##### EXTRACTED DATA
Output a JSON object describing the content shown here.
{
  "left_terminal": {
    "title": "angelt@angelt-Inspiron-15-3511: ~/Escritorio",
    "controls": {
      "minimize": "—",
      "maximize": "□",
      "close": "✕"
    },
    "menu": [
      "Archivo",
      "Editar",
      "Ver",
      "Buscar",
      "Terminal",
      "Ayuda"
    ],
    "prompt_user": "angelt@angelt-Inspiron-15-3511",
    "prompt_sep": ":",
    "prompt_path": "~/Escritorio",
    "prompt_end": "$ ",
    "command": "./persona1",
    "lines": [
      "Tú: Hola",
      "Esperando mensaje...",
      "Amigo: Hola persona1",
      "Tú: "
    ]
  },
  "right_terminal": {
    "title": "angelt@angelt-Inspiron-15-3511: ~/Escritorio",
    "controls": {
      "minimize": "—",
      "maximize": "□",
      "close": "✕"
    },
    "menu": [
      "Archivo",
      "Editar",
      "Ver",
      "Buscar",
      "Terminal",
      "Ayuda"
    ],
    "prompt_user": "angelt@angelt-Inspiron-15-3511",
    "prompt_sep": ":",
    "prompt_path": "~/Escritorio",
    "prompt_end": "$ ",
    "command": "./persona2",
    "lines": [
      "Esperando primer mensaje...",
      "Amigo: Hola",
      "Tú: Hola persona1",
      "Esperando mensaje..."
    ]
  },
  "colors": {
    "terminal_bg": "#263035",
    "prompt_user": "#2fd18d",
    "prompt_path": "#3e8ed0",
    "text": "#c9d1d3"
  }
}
##########
:: EXERCISE OBJECTIVE ::
Using the listing above, retype each line exactly.

:: RESULT OF THIS EXERCISE ::
Output a JSON object describing the content shown here.
{
  "left_terminal": {
    "title": "angelt@angelt-Inspiron-15-3511: ~/Escritorio",
    "controls": {
      "minimize": "—",
      "maximize": "□",
      "close": "✕"
    },
    "menu": [
      "Archivo",
      "Editar",
      "Ver",
      "Buscar",
      "Terminal",
      "Ayuda"
    ],
    "prompt_user": "angelt@angelt-Inspiron-15-3511",
    "prompt_sep": ":",
    "prompt_path": "~/Escritorio",
    "prompt_end": "$ ",
    "command": "./persona1",
    "lines": [
      "Tú: Hola",
      "Esperando mensaje...",
      "Amigo: Hola persona1",
      "Tú: "
    ]
  },
  "right_terminal": {
    "title": "angelt@angelt-Inspiron-15-3511: ~/Escritorio",
    "controls": {
      "minimize": "—",
      "maximize": "□",
      "close": "✕"
    },
    "menu": [
      "Archivo",
      "Editar",
      "Ver",
      "Buscar",
      "Terminal",
      "Ayuda"
    ],
    "prompt_user": "angelt@angelt-Inspiron-15-3511",
    "prompt_sep": ":",
    "prompt_path": "~/Escritorio",
    "prompt_end": "$ ",
    "command": "./persona2",
    "lines": [
      "Esperando primer mensaje...",
      "Amigo: Hola",
      "Tú: Hola persona1",
      "Esperando mensaje..."
    ]
  },
  "colors": {
    "terminal_bg": "#263035",
    "prompt_user": "#2fd18d",
    "prompt_path": "#3e8ed0",
    "text": "#c9d1d3"
  }
}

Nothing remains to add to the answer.